■ Given instruction ■
Using the listing below, extract each line that has the word "title" in it.

Collected data entries:
— Start —
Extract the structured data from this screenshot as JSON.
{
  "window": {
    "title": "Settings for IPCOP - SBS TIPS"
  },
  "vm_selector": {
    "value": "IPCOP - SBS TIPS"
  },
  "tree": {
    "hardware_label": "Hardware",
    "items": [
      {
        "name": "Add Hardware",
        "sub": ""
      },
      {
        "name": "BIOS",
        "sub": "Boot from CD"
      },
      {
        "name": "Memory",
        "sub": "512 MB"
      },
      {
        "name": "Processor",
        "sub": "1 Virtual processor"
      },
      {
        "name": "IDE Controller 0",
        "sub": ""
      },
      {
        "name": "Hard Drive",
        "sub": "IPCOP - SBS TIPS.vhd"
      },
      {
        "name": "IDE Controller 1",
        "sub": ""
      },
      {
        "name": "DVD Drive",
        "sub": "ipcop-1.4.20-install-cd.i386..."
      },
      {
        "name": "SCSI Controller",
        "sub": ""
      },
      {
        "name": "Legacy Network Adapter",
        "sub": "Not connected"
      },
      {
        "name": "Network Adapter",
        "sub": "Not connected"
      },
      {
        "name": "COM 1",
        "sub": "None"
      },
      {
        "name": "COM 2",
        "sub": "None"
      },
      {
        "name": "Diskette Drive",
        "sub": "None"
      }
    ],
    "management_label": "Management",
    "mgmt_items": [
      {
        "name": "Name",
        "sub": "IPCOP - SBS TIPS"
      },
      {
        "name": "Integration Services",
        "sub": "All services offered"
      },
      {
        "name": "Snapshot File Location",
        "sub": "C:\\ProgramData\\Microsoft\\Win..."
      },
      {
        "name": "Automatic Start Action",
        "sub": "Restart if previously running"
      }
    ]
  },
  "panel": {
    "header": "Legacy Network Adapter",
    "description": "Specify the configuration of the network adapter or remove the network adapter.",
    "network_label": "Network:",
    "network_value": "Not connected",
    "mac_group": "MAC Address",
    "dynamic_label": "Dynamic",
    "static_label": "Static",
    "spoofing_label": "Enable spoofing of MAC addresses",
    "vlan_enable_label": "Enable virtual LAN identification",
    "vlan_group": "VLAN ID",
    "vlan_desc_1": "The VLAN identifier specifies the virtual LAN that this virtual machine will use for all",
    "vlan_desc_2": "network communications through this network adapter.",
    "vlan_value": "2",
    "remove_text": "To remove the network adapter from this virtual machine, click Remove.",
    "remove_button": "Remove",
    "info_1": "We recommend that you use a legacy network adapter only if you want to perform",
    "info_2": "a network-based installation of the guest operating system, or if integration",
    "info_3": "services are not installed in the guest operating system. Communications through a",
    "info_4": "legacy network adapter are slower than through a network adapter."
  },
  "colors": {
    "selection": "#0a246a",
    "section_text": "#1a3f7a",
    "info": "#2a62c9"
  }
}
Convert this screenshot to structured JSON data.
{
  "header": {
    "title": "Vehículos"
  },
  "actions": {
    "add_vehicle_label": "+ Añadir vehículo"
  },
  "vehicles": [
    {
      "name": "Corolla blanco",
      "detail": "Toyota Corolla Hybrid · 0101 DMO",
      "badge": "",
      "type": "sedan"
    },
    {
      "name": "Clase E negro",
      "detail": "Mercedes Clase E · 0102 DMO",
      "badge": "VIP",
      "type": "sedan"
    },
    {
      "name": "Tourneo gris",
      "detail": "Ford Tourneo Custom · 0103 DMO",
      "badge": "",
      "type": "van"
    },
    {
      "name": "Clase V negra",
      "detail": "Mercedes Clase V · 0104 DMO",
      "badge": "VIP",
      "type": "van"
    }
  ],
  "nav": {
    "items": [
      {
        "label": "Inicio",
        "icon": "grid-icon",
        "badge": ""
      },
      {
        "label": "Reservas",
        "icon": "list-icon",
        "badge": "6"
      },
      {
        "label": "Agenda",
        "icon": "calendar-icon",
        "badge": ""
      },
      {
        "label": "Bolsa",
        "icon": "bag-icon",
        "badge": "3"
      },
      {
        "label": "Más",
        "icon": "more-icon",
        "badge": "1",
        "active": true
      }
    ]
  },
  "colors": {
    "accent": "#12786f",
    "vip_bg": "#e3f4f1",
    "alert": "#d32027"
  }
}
— End —
■ Task solution ■
    "title": "Settings for IPCOP - SBS TIPS"
    "title": "Vehículos"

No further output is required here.